List each line of the data that holds the word "image".

· · · ·

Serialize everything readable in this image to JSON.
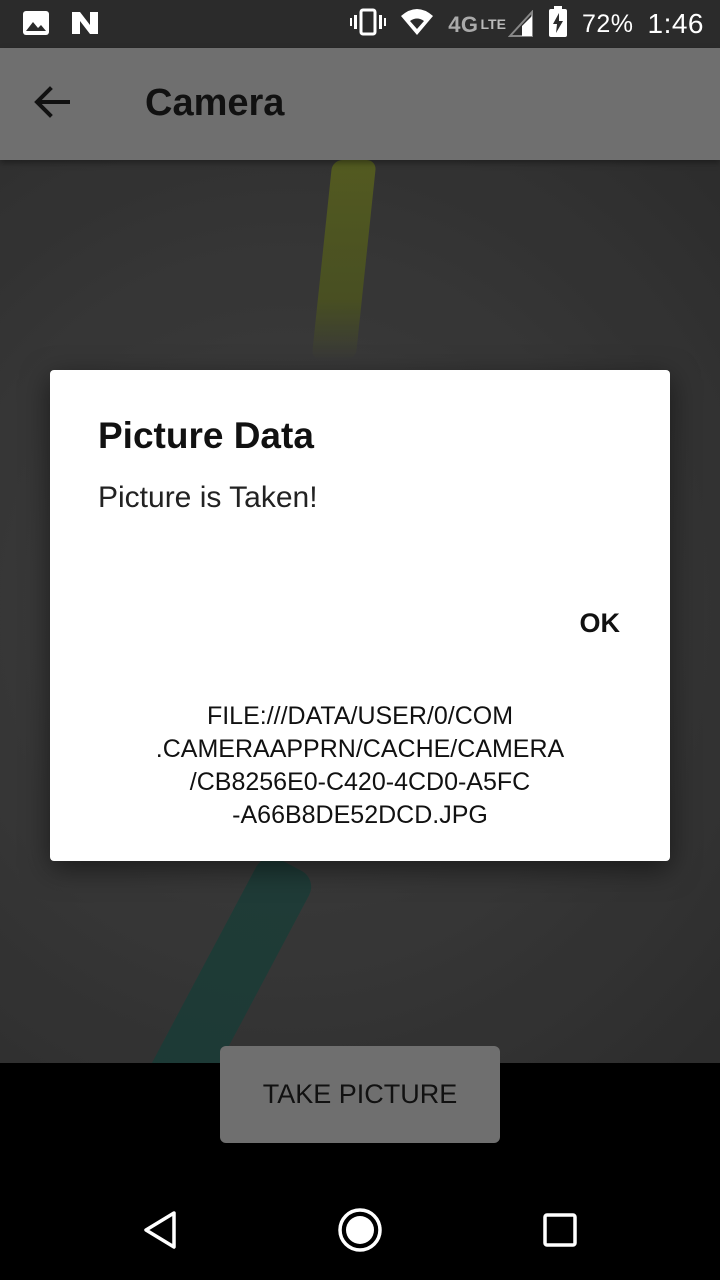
{
  "status_bar": {
    "left_icons": [
      "image-notification-icon",
      "n-notification-icon"
    ],
    "right_icons": [
      "vibrate-icon",
      "wifi-icon",
      "lte-signal-icon",
      "battery-charging-icon"
    ],
    "network_label": "4G",
    "lte_label": "LTE",
    "battery_percent": "72%",
    "time": "1:46"
  },
  "app_bar": {
    "title": "Camera",
    "back_icon": "arrow-back-icon"
  },
  "dialog": {
    "title": "Picture Data",
    "message": "Picture is Taken!",
    "ok_label": "OK",
    "uri_lines": [
      "FILE:///DATA/USER/0/COM",
      ".CAMERAAPPRN/CACHE/CAMERA",
      "/CB8256E0-C420-4CD0-A5FC",
      "-A66B8DE52DCD.JPG"
    ]
  },
  "take_picture": {
    "label": "TAKE PICTURE"
  },
  "nav_bar": {
    "back_icon": "triangle-back-icon",
    "home_icon": "circle-home-icon",
    "recents_icon": "square-recents-icon"
  },
  "colors": {
    "status_bar": "#2b2b2b",
    "app_bar": "#6f6f6f",
    "dialog_bg": "#ffffff",
    "button_bg": "#6f6f6f"
  }
}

· · · ·

* [Solution for this exercise]:
Serialize everything readable in this image to JSON.
      "image-notification-icon",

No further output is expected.